**Exercise brief:** Copy out each line of the data holding "Energy".

**Material supplied:**
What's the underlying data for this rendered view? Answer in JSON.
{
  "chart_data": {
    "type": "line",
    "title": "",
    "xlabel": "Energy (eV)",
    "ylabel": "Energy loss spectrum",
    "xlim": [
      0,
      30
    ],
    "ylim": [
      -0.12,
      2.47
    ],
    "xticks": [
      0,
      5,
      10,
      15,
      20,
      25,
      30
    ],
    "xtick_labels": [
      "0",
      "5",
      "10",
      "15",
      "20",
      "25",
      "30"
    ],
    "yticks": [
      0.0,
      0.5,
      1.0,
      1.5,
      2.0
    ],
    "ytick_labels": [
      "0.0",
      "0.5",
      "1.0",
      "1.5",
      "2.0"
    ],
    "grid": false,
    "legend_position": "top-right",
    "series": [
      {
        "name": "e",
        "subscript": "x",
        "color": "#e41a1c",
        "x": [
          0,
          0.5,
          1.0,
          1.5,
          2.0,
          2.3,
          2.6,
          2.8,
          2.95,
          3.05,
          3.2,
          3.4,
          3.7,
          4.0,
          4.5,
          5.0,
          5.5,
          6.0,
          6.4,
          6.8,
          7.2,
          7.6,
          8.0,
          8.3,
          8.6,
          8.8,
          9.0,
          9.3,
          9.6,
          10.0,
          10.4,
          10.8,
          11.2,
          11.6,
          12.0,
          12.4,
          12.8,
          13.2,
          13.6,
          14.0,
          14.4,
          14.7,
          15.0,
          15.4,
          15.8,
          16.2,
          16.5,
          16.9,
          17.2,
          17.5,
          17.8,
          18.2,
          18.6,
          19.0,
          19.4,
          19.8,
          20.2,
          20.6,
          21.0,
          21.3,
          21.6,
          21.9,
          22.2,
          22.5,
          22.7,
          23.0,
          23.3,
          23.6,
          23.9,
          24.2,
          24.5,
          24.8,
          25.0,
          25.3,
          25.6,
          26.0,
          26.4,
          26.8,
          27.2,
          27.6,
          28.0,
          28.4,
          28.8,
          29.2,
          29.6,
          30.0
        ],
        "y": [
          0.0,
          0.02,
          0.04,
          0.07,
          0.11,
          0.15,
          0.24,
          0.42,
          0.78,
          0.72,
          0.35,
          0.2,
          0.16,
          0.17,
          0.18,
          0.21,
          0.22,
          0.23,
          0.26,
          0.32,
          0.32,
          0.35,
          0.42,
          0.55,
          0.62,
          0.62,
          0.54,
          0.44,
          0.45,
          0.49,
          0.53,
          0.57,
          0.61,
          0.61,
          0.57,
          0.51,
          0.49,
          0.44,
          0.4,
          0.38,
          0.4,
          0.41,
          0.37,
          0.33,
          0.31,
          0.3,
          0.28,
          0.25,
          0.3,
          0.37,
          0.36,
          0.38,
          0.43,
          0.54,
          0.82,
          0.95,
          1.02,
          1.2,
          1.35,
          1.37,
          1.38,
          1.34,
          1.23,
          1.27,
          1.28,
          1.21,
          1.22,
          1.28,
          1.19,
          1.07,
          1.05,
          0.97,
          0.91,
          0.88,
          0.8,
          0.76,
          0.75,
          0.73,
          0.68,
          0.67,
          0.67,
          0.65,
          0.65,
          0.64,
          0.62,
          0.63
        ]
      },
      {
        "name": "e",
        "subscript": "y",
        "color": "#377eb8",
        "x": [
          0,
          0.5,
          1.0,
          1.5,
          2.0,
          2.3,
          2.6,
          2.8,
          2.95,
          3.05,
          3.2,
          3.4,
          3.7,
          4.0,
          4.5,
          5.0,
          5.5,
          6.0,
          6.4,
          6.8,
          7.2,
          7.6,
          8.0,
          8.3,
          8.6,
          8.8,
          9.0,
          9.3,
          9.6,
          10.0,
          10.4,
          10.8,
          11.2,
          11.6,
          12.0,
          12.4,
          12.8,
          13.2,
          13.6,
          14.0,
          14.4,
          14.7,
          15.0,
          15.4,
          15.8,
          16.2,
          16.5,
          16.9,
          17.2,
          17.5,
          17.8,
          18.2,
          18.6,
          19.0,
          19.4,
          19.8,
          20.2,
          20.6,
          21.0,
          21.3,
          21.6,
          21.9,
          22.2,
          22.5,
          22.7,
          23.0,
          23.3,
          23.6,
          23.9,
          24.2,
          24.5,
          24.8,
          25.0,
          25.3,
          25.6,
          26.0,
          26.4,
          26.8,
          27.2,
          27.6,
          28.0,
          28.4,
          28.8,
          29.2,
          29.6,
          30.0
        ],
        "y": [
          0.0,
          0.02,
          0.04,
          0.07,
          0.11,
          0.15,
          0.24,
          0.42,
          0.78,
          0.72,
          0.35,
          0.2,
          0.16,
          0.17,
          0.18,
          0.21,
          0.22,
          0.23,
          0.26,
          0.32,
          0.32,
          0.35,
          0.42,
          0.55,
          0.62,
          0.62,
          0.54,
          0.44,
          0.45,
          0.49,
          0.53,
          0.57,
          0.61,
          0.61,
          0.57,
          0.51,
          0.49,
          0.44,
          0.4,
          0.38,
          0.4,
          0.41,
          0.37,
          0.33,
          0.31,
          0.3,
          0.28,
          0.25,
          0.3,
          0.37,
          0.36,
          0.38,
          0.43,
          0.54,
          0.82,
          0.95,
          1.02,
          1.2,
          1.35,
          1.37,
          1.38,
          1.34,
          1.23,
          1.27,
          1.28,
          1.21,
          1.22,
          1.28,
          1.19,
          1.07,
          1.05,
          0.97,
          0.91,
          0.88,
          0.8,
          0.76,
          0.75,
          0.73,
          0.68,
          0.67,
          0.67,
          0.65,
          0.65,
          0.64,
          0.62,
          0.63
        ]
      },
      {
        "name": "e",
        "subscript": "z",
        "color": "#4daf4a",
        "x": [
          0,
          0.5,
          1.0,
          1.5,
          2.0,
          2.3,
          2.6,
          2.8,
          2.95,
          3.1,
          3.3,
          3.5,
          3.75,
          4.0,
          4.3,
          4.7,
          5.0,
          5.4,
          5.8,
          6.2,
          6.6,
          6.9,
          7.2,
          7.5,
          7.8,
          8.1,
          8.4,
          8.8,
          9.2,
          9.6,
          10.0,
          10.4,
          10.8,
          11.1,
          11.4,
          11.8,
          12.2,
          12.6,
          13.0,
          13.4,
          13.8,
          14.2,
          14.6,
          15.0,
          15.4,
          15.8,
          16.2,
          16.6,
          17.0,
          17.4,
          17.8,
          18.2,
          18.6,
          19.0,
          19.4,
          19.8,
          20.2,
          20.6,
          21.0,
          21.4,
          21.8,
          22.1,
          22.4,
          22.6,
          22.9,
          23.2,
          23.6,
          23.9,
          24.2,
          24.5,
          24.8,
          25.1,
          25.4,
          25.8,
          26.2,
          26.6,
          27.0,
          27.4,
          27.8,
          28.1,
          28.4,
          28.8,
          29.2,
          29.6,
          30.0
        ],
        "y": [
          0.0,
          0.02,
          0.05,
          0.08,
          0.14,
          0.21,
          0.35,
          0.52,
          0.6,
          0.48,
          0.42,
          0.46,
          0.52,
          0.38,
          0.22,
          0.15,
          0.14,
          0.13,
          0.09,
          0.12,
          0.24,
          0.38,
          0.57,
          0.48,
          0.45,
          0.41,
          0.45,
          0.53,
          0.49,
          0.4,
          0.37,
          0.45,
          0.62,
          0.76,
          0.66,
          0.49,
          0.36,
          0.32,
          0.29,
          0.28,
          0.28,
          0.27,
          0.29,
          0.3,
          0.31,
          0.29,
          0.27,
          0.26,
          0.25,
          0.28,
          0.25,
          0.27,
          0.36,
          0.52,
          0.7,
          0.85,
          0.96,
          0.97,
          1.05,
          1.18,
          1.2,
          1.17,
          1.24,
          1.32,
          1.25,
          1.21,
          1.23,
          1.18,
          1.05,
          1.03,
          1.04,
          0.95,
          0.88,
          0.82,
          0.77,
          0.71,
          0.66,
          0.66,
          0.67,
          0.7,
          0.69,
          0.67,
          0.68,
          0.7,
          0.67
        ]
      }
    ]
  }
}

**Solution for this exercise:**
    "xlabel": "Energy (eV)",
    "ylabel": "Energy loss spectrum",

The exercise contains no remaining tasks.